+++ INFORMATION SUPPLIED

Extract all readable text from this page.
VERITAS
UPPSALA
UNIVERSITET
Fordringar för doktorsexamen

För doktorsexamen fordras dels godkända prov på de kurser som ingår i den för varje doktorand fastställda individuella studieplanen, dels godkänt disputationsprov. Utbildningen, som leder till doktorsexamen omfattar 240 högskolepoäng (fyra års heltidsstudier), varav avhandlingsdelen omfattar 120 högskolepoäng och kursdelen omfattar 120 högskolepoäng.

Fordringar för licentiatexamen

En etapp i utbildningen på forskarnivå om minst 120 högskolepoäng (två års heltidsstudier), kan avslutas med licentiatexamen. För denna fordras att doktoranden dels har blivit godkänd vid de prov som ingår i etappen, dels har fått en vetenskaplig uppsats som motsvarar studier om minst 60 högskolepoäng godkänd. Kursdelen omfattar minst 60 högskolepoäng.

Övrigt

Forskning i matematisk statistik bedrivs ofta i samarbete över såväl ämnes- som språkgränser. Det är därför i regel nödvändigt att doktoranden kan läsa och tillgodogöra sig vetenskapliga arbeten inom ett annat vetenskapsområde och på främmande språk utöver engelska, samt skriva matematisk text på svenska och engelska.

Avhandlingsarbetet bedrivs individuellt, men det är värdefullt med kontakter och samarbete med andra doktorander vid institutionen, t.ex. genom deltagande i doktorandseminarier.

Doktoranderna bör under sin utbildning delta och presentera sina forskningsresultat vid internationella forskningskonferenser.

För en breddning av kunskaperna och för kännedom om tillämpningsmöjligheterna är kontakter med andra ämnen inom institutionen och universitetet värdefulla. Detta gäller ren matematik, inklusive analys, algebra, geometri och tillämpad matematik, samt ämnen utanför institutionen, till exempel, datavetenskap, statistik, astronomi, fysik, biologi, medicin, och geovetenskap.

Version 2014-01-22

++++++

Make a verbatim copy of every entry shown above.

_ANSWER SECTION_:
Extract all readable text from this page.
VERITAS
UPPSALA
UNIVERSITET
Fordringar för doktorsexamen

För doktorsexamen fordras dels godkända prov på de kurser som ingår i den för varje doktorand fastställda individuella studieplanen, dels godkänt disputationsprov. Utbildningen, som leder till doktorsexamen omfattar 240 högskolepoäng (fyra års heltidsstudier), varav avhandlingsdelen omfattar 120 högskolepoäng och kursdelen omfattar 120 högskolepoäng.

Fordringar för licentiatexamen

En etapp i utbildningen på forskarnivå om minst 120 högskolepoäng (två års heltidsstudier), kan avslutas med licentiatexamen. För denna fordras att doktoranden dels har blivit godkänd vid de prov som ingår i etappen, dels har fått en vetenskaplig uppsats som motsvarar studier om minst 60 högskolepoäng godkänd. Kursdelen omfattar minst 60 högskolepoäng.

Övrigt

Forskning i matematisk statistik bedrivs ofta i samarbete över såväl ämnes- som språkgränser. Det är därför i regel nödvändigt att doktoranden kan läsa och tillgodogöra sig vetenskapliga arbeten inom ett annat vetenskapsområde och på främmande språk utöver engelska, samt skriva matematisk text på svenska och engelska.

Avhandlingsarbetet bedrivs individuellt, men det är värdefullt med kontakter och samarbete med andra doktorander vid institutionen, t.ex. genom deltagande i doktorandseminarier.

Doktoranderna bör under sin utbildning delta och presentera sina forskningsresultat vid internationella forskningskonferenser.

För en breddning av kunskaperna och för kännedom om tillämpningsmöjligheterna är kontakter med andra ämnen inom institutionen och universitetet värdefulla. Detta gäller ren matematik, inklusive analys, algebra, geometri och tillämpad matematik, samt ämnen utanför institutionen, till exempel, datavetenskap, statistik, astronomi, fysik, biologi, medicin, och geovetenskap.

Version 2014-01-22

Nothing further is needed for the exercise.